▸ DATASET ROWS
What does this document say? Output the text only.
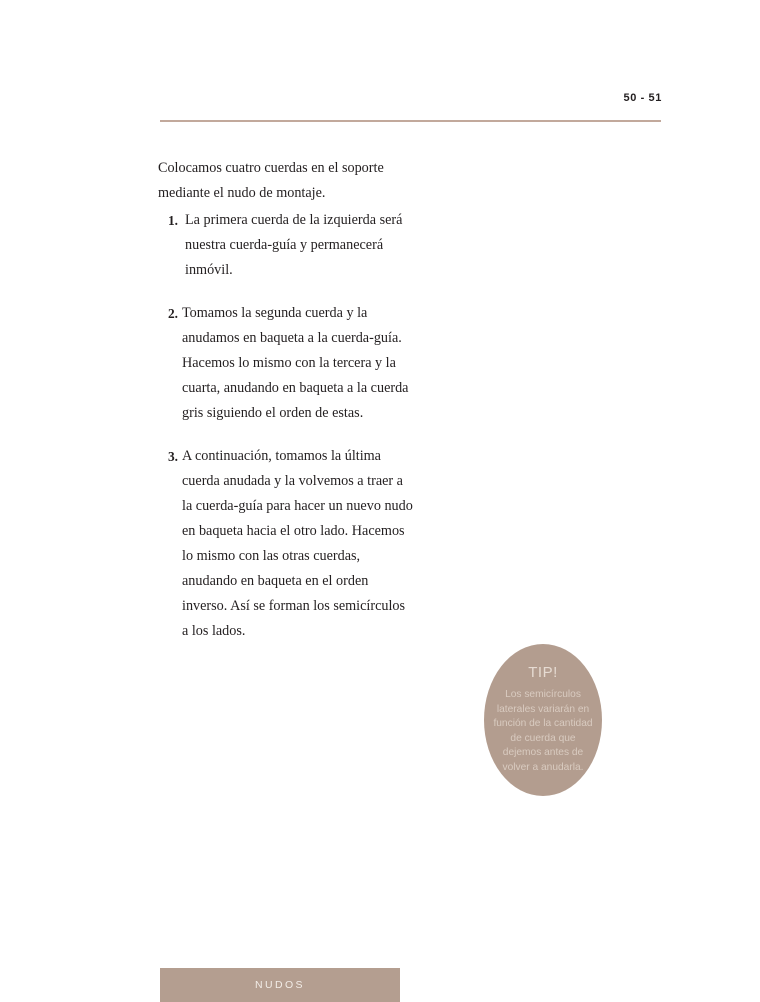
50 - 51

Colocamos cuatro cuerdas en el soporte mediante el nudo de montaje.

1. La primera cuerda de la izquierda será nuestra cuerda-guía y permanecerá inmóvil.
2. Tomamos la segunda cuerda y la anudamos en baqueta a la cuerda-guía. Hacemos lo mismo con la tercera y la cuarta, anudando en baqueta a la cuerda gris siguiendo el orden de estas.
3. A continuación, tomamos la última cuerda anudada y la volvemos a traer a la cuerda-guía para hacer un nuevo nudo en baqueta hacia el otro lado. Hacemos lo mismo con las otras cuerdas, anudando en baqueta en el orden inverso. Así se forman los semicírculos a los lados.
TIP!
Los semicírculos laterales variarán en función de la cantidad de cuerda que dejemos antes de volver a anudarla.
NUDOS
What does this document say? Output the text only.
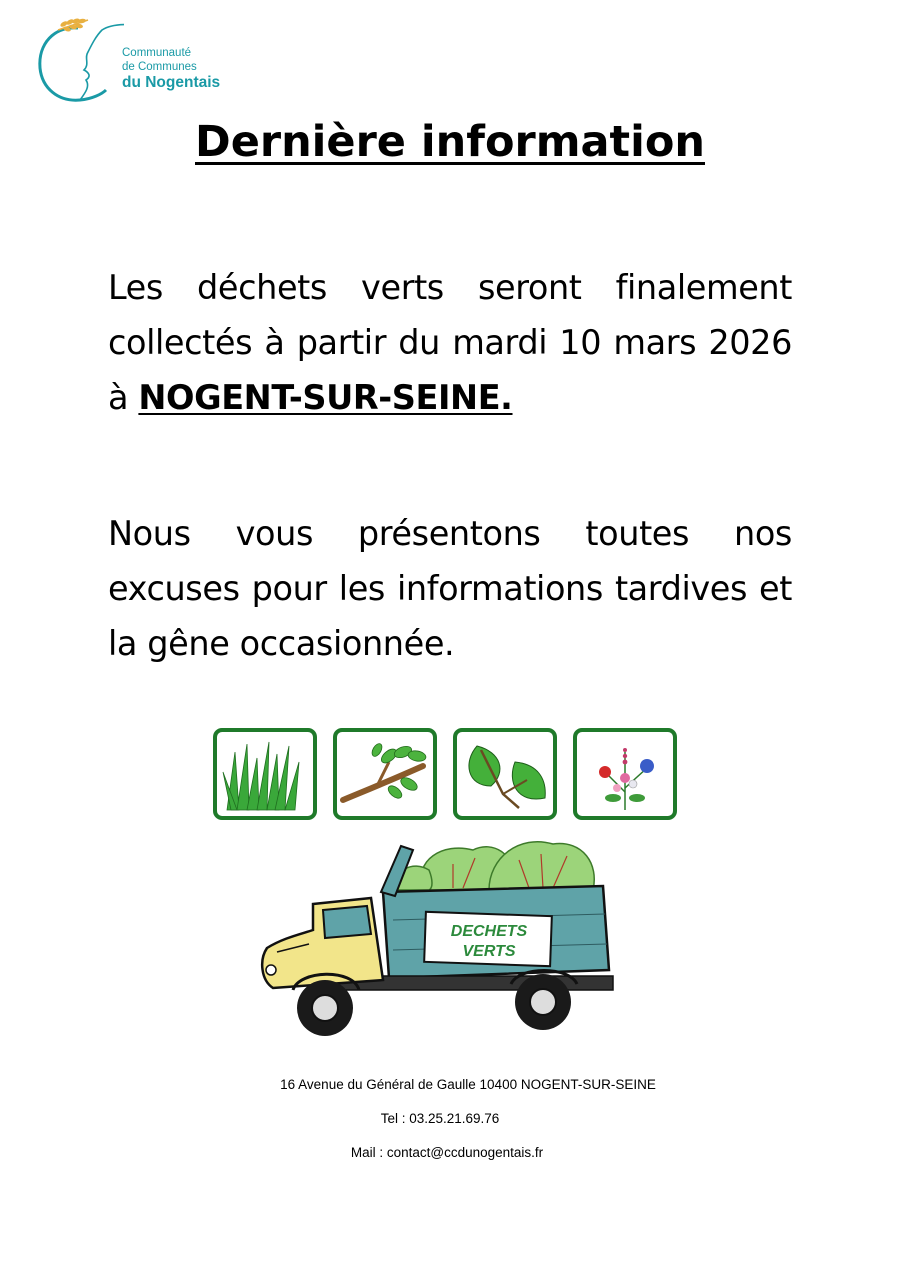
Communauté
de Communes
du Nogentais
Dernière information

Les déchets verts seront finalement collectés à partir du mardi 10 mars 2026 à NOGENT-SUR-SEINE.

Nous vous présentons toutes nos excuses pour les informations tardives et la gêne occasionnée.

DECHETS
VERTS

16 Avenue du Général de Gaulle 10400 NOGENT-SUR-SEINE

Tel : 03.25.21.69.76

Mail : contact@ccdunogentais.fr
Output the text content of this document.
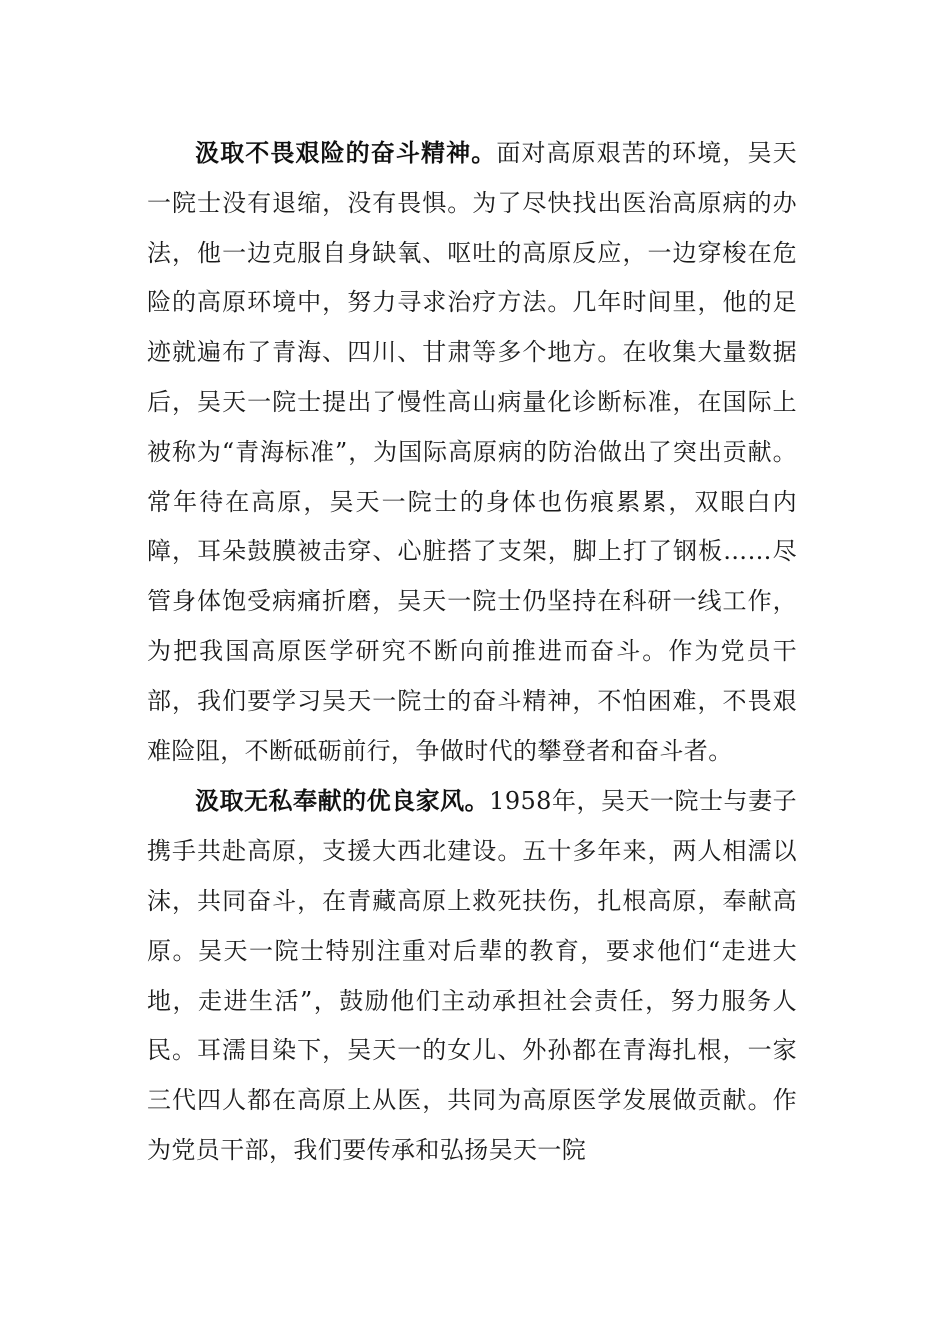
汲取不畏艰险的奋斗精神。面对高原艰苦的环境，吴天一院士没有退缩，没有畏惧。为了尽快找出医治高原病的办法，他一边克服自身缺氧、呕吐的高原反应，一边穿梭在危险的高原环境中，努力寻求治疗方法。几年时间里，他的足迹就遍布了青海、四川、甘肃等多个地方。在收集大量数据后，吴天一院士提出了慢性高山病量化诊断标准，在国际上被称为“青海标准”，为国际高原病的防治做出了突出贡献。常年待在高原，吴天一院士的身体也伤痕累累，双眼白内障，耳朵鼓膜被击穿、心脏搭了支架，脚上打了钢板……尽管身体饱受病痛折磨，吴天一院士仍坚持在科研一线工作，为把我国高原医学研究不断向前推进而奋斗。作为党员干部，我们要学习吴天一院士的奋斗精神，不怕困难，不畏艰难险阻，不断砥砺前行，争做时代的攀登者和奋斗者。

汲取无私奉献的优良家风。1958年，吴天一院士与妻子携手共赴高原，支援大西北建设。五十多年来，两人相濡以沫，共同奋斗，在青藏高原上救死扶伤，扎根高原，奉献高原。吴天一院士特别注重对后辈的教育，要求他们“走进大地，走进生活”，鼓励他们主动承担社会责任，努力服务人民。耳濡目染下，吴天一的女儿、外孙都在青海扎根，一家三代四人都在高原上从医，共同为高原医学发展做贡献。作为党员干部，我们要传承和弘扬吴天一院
--
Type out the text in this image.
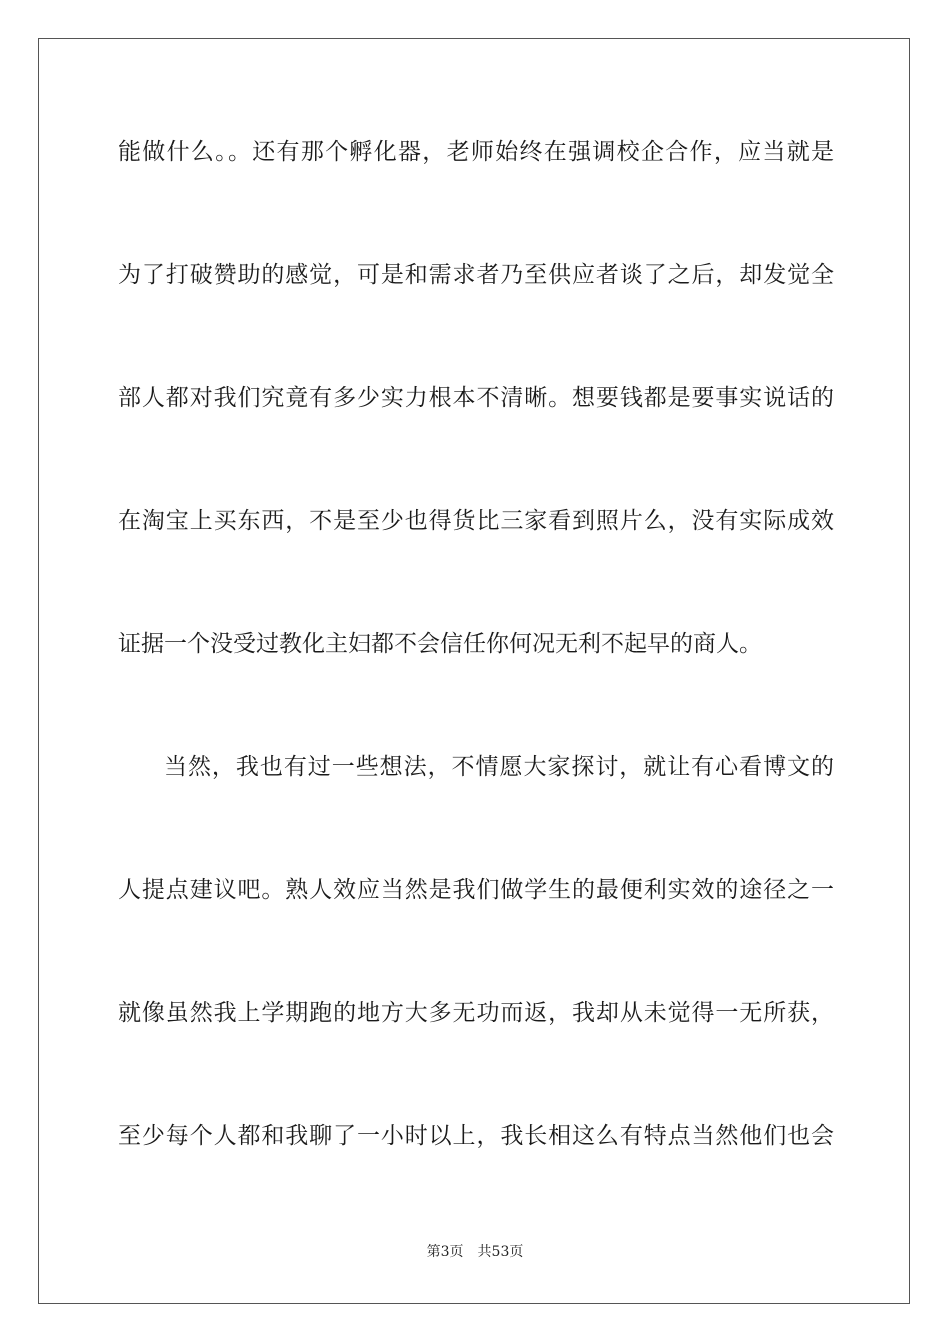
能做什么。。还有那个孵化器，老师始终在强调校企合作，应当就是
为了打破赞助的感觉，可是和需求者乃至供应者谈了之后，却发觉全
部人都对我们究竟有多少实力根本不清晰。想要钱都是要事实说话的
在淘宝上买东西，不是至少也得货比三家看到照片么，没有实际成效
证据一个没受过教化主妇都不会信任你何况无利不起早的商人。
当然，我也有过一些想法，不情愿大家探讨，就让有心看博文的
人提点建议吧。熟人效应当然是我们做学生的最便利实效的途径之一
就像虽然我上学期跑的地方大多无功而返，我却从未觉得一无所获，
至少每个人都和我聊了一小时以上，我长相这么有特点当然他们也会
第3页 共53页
* * *
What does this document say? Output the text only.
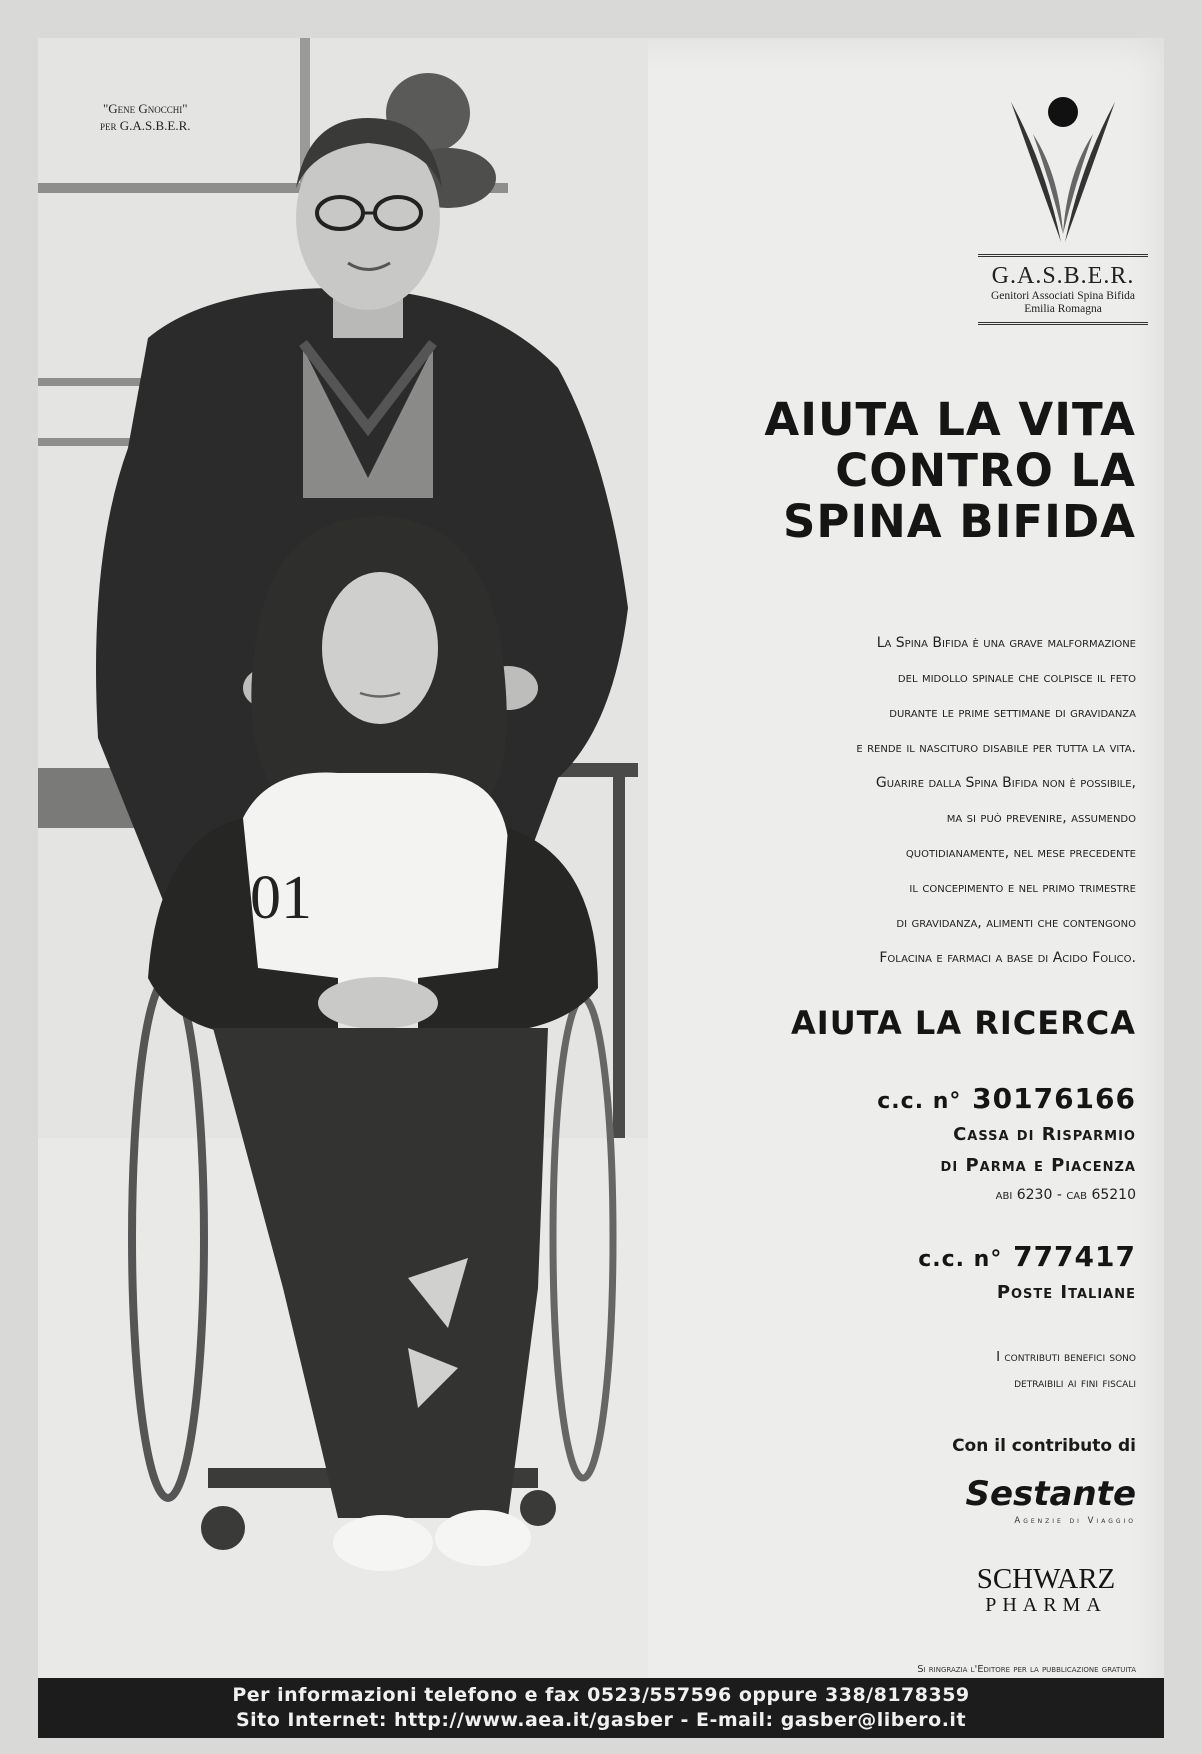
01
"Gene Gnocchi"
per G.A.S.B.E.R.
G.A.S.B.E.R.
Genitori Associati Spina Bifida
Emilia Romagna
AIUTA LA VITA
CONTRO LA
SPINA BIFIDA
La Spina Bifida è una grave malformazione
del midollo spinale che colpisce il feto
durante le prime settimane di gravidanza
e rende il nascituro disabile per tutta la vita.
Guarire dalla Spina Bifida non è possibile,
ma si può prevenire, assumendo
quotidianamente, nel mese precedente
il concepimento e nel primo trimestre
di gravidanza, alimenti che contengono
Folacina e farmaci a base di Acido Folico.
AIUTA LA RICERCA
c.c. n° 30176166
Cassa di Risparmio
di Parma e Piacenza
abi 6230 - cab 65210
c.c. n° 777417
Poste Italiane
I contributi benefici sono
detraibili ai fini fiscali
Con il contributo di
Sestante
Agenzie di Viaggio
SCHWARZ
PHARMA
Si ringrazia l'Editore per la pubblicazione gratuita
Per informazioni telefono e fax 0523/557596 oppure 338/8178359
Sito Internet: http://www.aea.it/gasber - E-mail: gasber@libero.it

▸ DO THIS
Extract, from the material above, each line holding the word "SEINE".

▸ REPLY
Les déchets verts seront finalement collectés à partir du mardi 10 mars 2026 à NOGENT-SUR-SEINE.
16 Avenue du Général de Gaulle 10400 NOGENT-SUR-SEINE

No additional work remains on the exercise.